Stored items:
-=-=-

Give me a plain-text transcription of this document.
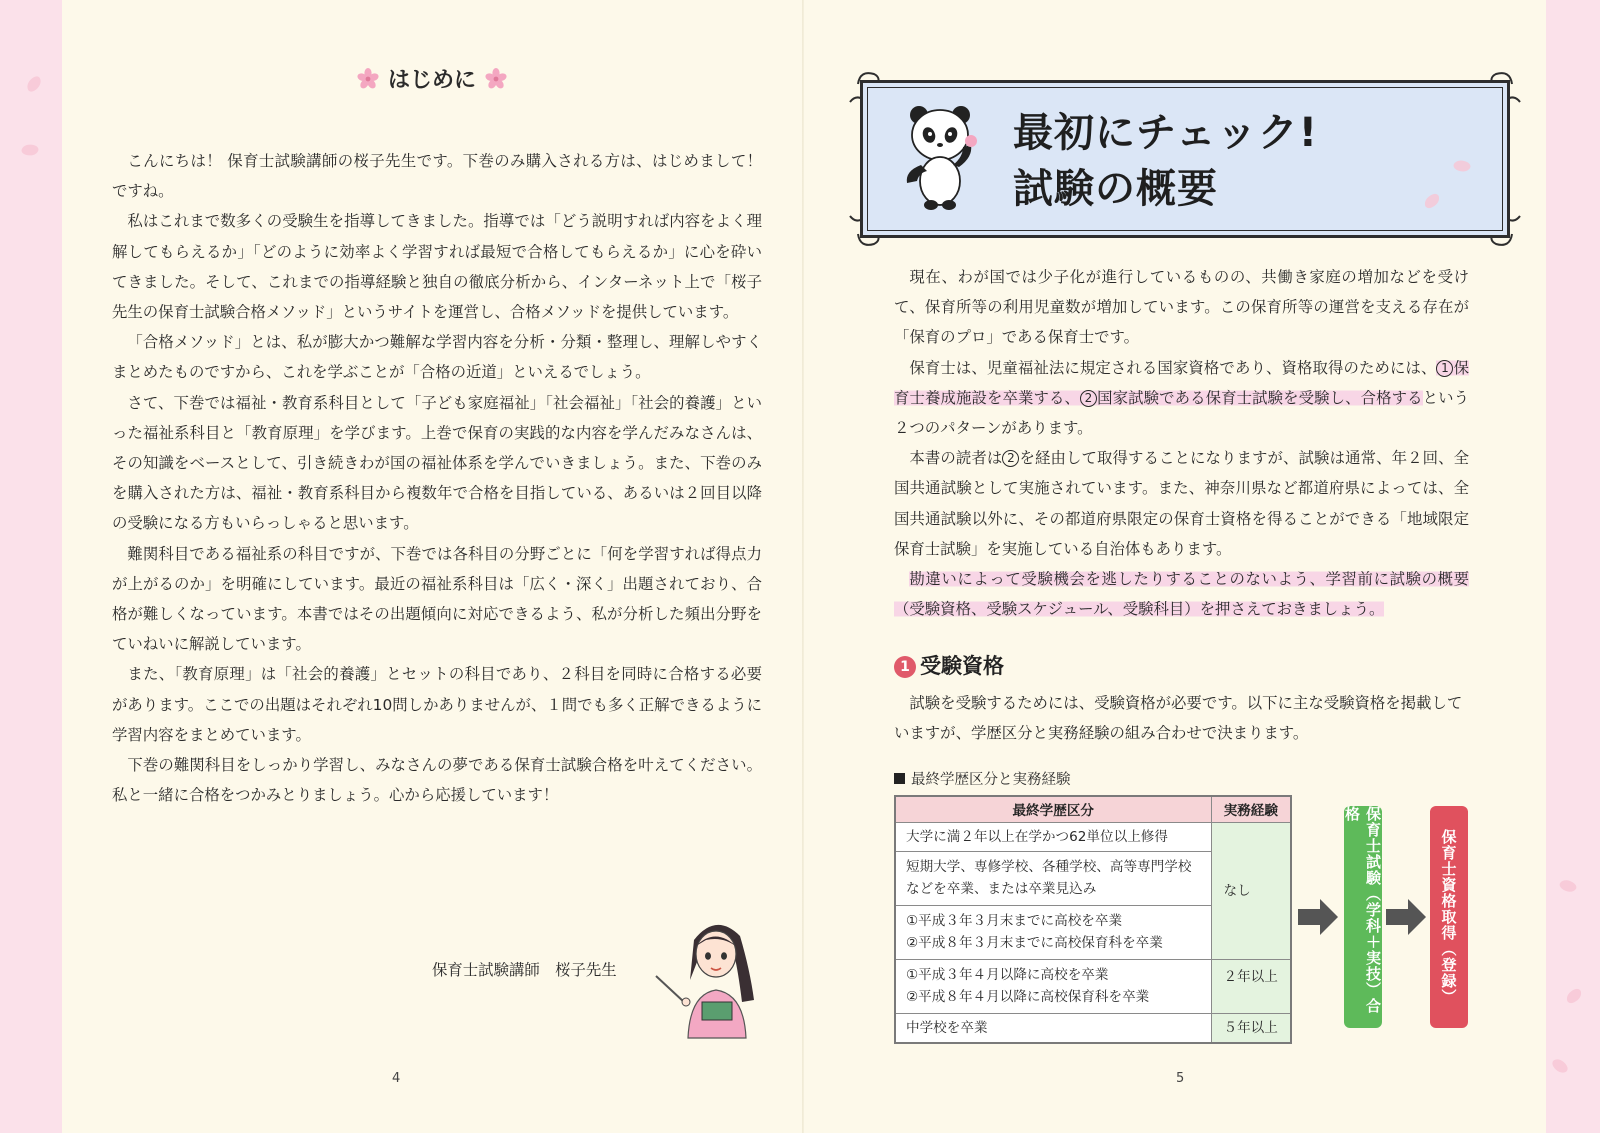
はじめに

こんにちは！ 保育士試験講師の桜子先生です。下巻のみ購入される方は、はじめまして！ ですね。

私はこれまで数多くの受験生を指導してきました。指導では「どう説明すれば内容をよく理解してもらえるか」「どのように効率よく学習すれば最短で合格してもらえるか」に心を砕いてきました。そして、これまでの指導経験と独自の徹底分析から、インターネット上で「桜子先生の保育士試験合格メソッド」というサイトを運営し、合格メソッドを提供しています。

「合格メソッド」とは、私が膨大かつ難解な学習内容を分析・分類・整理し、理解しやすくまとめたものですから、これを学ぶことが「合格の近道」といえるでしょう。

さて、下巻では福祉・教育系科目として「子ども家庭福祉」「社会福祉」「社会的養護」といった福祉系科目と「教育原理」を学びます。上巻で保育の実践的な内容を学んだみなさんは、その知識をベースとして、引き続きわが国の福祉体系を学んでいきましょう。また、下巻のみを購入された方は、福祉・教育系科目から複数年で合格を目指している、あるいは２回目以降の受験になる方もいらっしゃると思います。

難関科目である福祉系の科目ですが、下巻では各科目の分野ごとに「何を学習すれば得点力が上がるのか」を明確にしています。最近の福祉系科目は「広く・深く」出題されており、合格が難しくなっています。本書ではその出題傾向に対応できるよう、私が分析した頻出分野をていねいに解説しています。

また、「教育原理」は「社会的養護」とセットの科目であり、２科目を同時に合格する必要があります。ここでの出題はそれぞれ10問しかありませんが、１問でも多く正解できるように学習内容をまとめています。

下巻の難関科目をしっかり学習し、みなさんの夢である保育士試験合格を叶えてください。私と一緒に合格をつかみとりましょう。心から応援しています！

保育士試験講師　桜子先生
4
最初にチェック!
試験の概要

現在、わが国では少子化が進行しているものの、共働き家庭の増加などを受けて、保育所等の利用児童数が増加しています。この保育所等の運営を支える存在が「保育のプロ」である保育士です。

保育士は、児童福祉法に規定される国家資格であり、資格取得のためには、 1 保育士養成施設を卒業する、 2 国家試験である保育士試験を受験し、合格するという２つのパターンがあります。

本書の読者は 2 を経由して取得することになりますが、試験は通常、年２回、全国共通試験として実施されています。また、神奈川県など都道府県によっては、全国共通試験以外に、その都道府県限定の保育士資格を得ることができる「地域限定保育士試験」を実施している自治体もあります。

勘違いによって受験機会を逃したりすることのないよう、学習前に試験の概要（受験資格、受験スケジュール、受験科目）を押さえておきましょう。

1 受験資格

試験を受験するためには、受験資格が必要です。以下に主な受験資格を掲載していますが、学歴区分と実務経験の組み合わせで決まります。

最終学歴区分と実務経験
最終学歴区分	実務経験
大学に満２年以上在学かつ62単位以上修得	なし
短期大学、専修学校、各種学校、高等専門学校などを卒業、または卒業見込み	

①平成３年３月末までに高校を卒業
②平成８年３月末までに高校保育科を卒業	

①平成３年４月以降に高校を卒業
②平成８年４月以降に高校保育科を卒業	２年以上
中学校を卒業	５年以上
保育士試験（学科＋実技）合格
保育士資格取得（登録）
5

-=-=-

**WRITTEN PROBLEM:**
Set the pictures aside and transcribe the data above exactly.

**FINAL RESULT:**
Give me a plain-text transcription of this document.
はじめに

こんにちは！ 保育士試験講師の桜子先生です。下巻のみ購入される方は、はじめまして！ ですね。

私はこれまで数多くの受験生を指導してきました。指導では「どう説明すれば内容をよく理解してもらえるか」「どのように効率よく学習すれば最短で合格してもらえるか」に心を砕いてきました。そして、これまでの指導経験と独自の徹底分析から、インターネット上で「桜子先生の保育士試験合格メソッド」というサイトを運営し、合格メソッドを提供しています。

「合格メソッド」とは、私が膨大かつ難解な学習内容を分析・分類・整理し、理解しやすくまとめたものですから、これを学ぶことが「合格の近道」といえるでしょう。

さて、下巻では福祉・教育系科目として「子ども家庭福祉」「社会福祉」「社会的養護」といった福祉系科目と「教育原理」を学びます。上巻で保育の実践的な内容を学んだみなさんは、その知識をベースとして、引き続きわが国の福祉体系を学んでいきましょう。また、下巻のみを購入された方は、福祉・教育系科目から複数年で合格を目指している、あるいは２回目以降の受験になる方もいらっしゃると思います。

難関科目である福祉系の科目ですが、下巻では各科目の分野ごとに「何を学習すれば得点力が上がるのか」を明確にしています。最近の福祉系科目は「広く・深く」出題されており、合格が難しくなっています。本書ではその出題傾向に対応できるよう、私が分析した頻出分野をていねいに解説しています。

また、「教育原理」は「社会的養護」とセットの科目であり、２科目を同時に合格する必要があります。ここでの出題はそれぞれ10問しかありませんが、１問でも多く正解できるように学習内容をまとめています。

下巻の難関科目をしっかり学習し、みなさんの夢である保育士試験合格を叶えてください。私と一緒に合格をつかみとりましょう。心から応援しています！

保育士試験講師　桜子先生
4
最初にチェック!
試験の概要

現在、わが国では少子化が進行しているものの、共働き家庭の増加などを受けて、保育所等の利用児童数が増加しています。この保育所等の運営を支える存在が「保育のプロ」である保育士です。

保育士は、児童福祉法に規定される国家資格であり、資格取得のためには、 1 保育士養成施設を卒業する、 2 国家試験である保育士試験を受験し、合格するという２つのパターンがあります。

本書の読者は 2 を経由して取得することになりますが、試験は通常、年２回、全国共通試験として実施されています。また、神奈川県など都道府県によっては、全国共通試験以外に、その都道府県限定の保育士資格を得ることができる「地域限定保育士試験」を実施している自治体もあります。

勘違いによって受験機会を逃したりすることのないよう、学習前に試験の概要（受験資格、受験スケジュール、受験科目）を押さえておきましょう。

1 受験資格

試験を受験するためには、受験資格が必要です。以下に主な受験資格を掲載していますが、学歴区分と実務経験の組み合わせで決まります。

最終学歴区分と実務経験
最終学歴区分	実務経験
大学に満２年以上在学かつ62単位以上修得	なし
短期大学、専修学校、各種学校、高等専門学校などを卒業、または卒業見込み	

①平成３年３月末までに高校を卒業
②平成８年３月末までに高校保育科を卒業	

①平成３年４月以降に高校を卒業
②平成８年４月以降に高校保育科を卒業	２年以上
中学校を卒業	５年以上
保育士試験（学科＋実技）合格
保育士資格取得（登録）
5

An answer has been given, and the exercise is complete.